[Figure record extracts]
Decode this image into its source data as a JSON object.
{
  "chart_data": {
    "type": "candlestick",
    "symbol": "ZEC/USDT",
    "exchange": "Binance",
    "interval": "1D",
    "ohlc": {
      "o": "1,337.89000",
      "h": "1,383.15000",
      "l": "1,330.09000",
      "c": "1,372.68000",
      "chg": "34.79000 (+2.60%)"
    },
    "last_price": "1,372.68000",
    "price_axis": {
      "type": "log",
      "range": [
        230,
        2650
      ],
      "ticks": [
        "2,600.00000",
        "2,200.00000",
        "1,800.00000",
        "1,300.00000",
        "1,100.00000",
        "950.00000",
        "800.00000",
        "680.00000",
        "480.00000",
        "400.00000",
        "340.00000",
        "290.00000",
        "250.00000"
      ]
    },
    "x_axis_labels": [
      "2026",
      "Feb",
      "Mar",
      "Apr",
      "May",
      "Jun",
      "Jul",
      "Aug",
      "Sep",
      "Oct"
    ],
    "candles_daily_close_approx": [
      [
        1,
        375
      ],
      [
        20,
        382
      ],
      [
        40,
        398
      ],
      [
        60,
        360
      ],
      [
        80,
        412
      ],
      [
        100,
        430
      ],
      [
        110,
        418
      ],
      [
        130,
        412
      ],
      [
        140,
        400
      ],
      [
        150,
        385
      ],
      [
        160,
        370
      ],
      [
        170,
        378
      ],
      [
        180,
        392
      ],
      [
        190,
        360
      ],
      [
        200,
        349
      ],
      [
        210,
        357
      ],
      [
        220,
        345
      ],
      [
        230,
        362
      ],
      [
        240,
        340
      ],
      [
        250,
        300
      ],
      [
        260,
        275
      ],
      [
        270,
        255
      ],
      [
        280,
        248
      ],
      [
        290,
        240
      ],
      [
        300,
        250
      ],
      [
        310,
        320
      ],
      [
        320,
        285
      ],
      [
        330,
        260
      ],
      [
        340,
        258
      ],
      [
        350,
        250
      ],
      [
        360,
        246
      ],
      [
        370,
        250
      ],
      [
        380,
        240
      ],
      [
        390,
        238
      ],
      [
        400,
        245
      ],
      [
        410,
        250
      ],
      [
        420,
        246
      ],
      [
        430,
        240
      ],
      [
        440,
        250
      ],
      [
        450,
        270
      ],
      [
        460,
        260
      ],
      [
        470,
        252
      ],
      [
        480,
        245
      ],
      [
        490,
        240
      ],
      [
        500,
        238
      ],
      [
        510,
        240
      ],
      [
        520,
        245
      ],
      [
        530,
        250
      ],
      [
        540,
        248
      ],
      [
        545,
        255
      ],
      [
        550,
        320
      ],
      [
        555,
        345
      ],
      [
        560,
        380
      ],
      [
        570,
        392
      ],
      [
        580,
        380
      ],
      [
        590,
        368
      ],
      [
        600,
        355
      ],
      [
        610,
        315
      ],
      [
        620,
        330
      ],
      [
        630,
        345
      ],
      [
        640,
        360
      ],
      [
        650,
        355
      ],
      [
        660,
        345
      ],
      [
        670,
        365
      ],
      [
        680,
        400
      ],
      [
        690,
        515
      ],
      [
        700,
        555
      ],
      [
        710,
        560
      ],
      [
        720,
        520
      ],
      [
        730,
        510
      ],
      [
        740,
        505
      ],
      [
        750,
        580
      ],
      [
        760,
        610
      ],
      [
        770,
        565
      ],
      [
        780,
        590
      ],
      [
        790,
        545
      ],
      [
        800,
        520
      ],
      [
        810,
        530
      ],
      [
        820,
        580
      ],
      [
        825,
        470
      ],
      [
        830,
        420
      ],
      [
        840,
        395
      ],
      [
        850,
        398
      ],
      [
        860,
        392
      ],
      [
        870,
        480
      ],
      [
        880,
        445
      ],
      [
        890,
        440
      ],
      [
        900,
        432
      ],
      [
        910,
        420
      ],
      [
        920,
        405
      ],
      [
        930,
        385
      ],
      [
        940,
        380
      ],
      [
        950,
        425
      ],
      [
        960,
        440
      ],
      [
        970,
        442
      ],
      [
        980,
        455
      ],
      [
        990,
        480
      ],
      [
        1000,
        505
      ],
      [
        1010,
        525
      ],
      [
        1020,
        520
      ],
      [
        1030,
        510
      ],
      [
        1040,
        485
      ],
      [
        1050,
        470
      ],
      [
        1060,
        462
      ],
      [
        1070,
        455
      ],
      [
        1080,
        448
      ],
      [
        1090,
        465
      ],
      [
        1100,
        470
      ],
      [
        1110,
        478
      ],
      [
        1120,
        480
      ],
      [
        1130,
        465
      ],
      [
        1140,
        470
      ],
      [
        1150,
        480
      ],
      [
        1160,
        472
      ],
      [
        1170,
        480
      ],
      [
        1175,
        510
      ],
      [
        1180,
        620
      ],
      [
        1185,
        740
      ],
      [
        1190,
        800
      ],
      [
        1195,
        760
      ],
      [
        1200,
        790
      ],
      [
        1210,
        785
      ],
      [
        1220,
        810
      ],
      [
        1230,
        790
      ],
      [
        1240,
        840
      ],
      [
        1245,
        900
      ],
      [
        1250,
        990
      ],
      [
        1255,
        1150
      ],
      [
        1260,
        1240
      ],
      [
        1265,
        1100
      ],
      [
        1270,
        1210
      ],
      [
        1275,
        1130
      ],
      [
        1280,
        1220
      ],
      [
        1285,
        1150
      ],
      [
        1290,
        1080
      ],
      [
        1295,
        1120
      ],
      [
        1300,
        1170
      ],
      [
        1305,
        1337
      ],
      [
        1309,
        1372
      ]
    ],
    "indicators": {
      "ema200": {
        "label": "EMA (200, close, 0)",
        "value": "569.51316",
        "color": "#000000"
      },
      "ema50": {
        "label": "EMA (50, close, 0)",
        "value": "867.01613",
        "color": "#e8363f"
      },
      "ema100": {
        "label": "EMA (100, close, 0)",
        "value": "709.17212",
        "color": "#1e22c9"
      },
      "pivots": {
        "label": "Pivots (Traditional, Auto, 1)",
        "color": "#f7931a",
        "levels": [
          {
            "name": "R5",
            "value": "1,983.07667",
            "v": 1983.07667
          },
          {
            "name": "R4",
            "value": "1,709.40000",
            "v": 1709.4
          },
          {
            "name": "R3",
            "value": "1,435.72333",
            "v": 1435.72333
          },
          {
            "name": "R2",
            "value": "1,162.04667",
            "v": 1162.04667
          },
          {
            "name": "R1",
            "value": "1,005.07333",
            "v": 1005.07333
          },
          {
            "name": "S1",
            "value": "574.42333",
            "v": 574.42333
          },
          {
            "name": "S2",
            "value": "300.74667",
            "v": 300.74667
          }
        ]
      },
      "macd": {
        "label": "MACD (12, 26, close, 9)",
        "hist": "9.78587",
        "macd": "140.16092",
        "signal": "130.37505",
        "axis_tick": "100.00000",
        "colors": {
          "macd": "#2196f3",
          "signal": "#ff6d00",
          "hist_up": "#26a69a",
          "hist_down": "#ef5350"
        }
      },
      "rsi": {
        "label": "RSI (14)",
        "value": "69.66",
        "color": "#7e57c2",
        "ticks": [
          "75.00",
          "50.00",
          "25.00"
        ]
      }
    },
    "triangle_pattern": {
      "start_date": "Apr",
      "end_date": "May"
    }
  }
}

Problem requirements: Exactly as written above, please repeat the entries.

Output of the task:
Decode this image into its source data as a JSON object.
{
  "chart_data": {
    "type": "candlestick",
    "symbol": "ZEC/USDT",
    "exchange": "Binance",
    "interval": "1D",
    "ohlc": {
      "o": "1,337.89000",
      "h": "1,383.15000",
      "l": "1,330.09000",
      "c": "1,372.68000",
      "chg": "34.79000 (+2.60%)"
    },
    "last_price": "1,372.68000",
    "price_axis": {
      "type": "log",
      "range": [
        230,
        2650
      ],
      "ticks": [
        "2,600.00000",
        "2,200.00000",
        "1,800.00000",
        "1,300.00000",
        "1,100.00000",
        "950.00000",
        "800.00000",
        "680.00000",
        "480.00000",
        "400.00000",
        "340.00000",
        "290.00000",
        "250.00000"
      ]
    },
    "x_axis_labels": [
      "2026",
      "Feb",
      "Mar",
      "Apr",
      "May",
      "Jun",
      "Jul",
      "Aug",
      "Sep",
      "Oct"
    ],
    "candles_daily_close_approx": [
      [
        1,
        375
      ],
      [
        20,
        382
      ],
      [
        40,
        398
      ],
      [
        60,
        360
      ],
      [
        80,
        412
      ],
      [
        100,
        430
      ],
      [
        110,
        418
      ],
      [
        130,
        412
      ],
      [
        140,
        400
      ],
      [
        150,
        385
      ],
      [
        160,
        370
      ],
      [
        170,
        378
      ],
      [
        180,
        392
      ],
      [
        190,
        360
      ],
      [
        200,
        349
      ],
      [
        210,
        357
      ],
      [
        220,
        345
      ],
      [
        230,
        362
      ],
      [
        240,
        340
      ],
      [
        250,
        300
      ],
      [
        260,
        275
      ],
      [
        270,
        255
      ],
      [
        280,
        248
      ],
      [
        290,
        240
      ],
      [
        300,
        250
      ],
      [
        310,
        320
      ],
      [
        320,
        285
      ],
      [
        330,
        260
      ],
      [
        340,
        258
      ],
      [
        350,
        250
      ],
      [
        360,
        246
      ],
      [
        370,
        250
      ],
      [
        380,
        240
      ],
      [
        390,
        238
      ],
      [
        400,
        245
      ],
      [
        410,
        250
      ],
      [
        420,
        246
      ],
      [
        430,
        240
      ],
      [
        440,
        250
      ],
      [
        450,
        270
      ],
      [
        460,
        260
      ],
      [
        470,
        252
      ],
      [
        480,
        245
      ],
      [
        490,
        240
      ],
      [
        500,
        238
      ],
      [
        510,
        240
      ],
      [
        520,
        245
      ],
      [
        530,
        250
      ],
      [
        540,
        248
      ],
      [
        545,
        255
      ],
      [
        550,
        320
      ],
      [
        555,
        345
      ],
      [
        560,
        380
      ],
      [
        570,
        392
      ],
      [
        580,
        380
      ],
      [
        590,
        368
      ],
      [
        600,
        355
      ],
      [
        610,
        315
      ],
      [
        620,
        330
      ],
      [
        630,
        345
      ],
      [
        640,
        360
      ],
      [
        650,
        355
      ],
      [
        660,
        345
      ],
      [
        670,
        365
      ],
      [
        680,
        400
      ],
      [
        690,
        515
      ],
      [
        700,
        555
      ],
      [
        710,
        560
      ],
      [
        720,
        520
      ],
      [
        730,
        510
      ],
      [
        740,
        505
      ],
      [
        750,
        580
      ],
      [
        760,
        610
      ],
      [
        770,
        565
      ],
      [
        780,
        590
      ],
      [
        790,
        545
      ],
      [
        800,
        520
      ],
      [
        810,
        530
      ],
      [
        820,
        580
      ],
      [
        825,
        470
      ],
      [
        830,
        420
      ],
      [
        840,
        395
      ],
      [
        850,
        398
      ],
      [
        860,
        392
      ],
      [
        870,
        480
      ],
      [
        880,
        445
      ],
      [
        890,
        440
      ],
      [
        900,
        432
      ],
      [
        910,
        420
      ],
      [
        920,
        405
      ],
      [
        930,
        385
      ],
      [
        940,
        380
      ],
      [
        950,
        425
      ],
      [
        960,
        440
      ],
      [
        970,
        442
      ],
      [
        980,
        455
      ],
      [
        990,
        480
      ],
      [
        1000,
        505
      ],
      [
        1010,
        525
      ],
      [
        1020,
        520
      ],
      [
        1030,
        510
      ],
      [
        1040,
        485
      ],
      [
        1050,
        470
      ],
      [
        1060,
        462
      ],
      [
        1070,
        455
      ],
      [
        1080,
        448
      ],
      [
        1090,
        465
      ],
      [
        1100,
        470
      ],
      [
        1110,
        478
      ],
      [
        1120,
        480
      ],
      [
        1130,
        465
      ],
      [
        1140,
        470
      ],
      [
        1150,
        480
      ],
      [
        1160,
        472
      ],
      [
        1170,
        480
      ],
      [
        1175,
        510
      ],
      [
        1180,
        620
      ],
      [
        1185,
        740
      ],
      [
        1190,
        800
      ],
      [
        1195,
        760
      ],
      [
        1200,
        790
      ],
      [
        1210,
        785
      ],
      [
        1220,
        810
      ],
      [
        1230,
        790
      ],
      [
        1240,
        840
      ],
      [
        1245,
        900
      ],
      [
        1250,
        990
      ],
      [
        1255,
        1150
      ],
      [
        1260,
        1240
      ],
      [
        1265,
        1100
      ],
      [
        1270,
        1210
      ],
      [
        1275,
        1130
      ],
      [
        1280,
        1220
      ],
      [
        1285,
        1150
      ],
      [
        1290,
        1080
      ],
      [
        1295,
        1120
      ],
      [
        1300,
        1170
      ],
      [
        1305,
        1337
      ],
      [
        1309,
        1372
      ]
    ],
    "indicators": {
      "ema200": {
        "label": "EMA (200, close, 0)",
        "value": "569.51316",
        "color": "#000000"
      },
      "ema50": {
        "label": "EMA (50, close, 0)",
        "value": "867.01613",
        "color": "#e8363f"
      },
      "ema100": {
        "label": "EMA (100, close, 0)",
        "value": "709.17212",
        "color": "#1e22c9"
      },
      "pivots": {
        "label": "Pivots (Traditional, Auto, 1)",
        "color": "#f7931a",
        "levels": [
          {
            "name": "R5",
            "value": "1,983.07667",
            "v": 1983.07667
          },
          {
            "name": "R4",
            "value": "1,709.40000",
            "v": 1709.4
          },
          {
            "name": "R3",
            "value": "1,435.72333",
            "v": 1435.72333
          },
          {
            "name": "R2",
            "value": "1,162.04667",
            "v": 1162.04667
          },
          {
            "name": "R1",
            "value": "1,005.07333",
            "v": 1005.07333
          },
          {
            "name": "S1",
            "value": "574.42333",
            "v": 574.42333
          },
          {
            "name": "S2",
            "value": "300.74667",
            "v": 300.74667
          }
        ]
      },
      "macd": {
        "label": "MACD (12, 26, close, 9)",
        "hist": "9.78587",
        "macd": "140.16092",
        "signal": "130.37505",
        "axis_tick": "100.00000",
        "colors": {
          "macd": "#2196f3",
          "signal": "#ff6d00",
          "hist_up": "#26a69a",
          "hist_down": "#ef5350"
        }
      },
      "rsi": {
        "label": "RSI (14)",
        "value": "69.66",
        "color": "#7e57c2",
        "ticks": [
          "75.00",
          "50.00",
          "25.00"
        ]
      }
    },
    "triangle_pattern": {
      "start_date": "Apr",
      "end_date": "May"
    }
  }
}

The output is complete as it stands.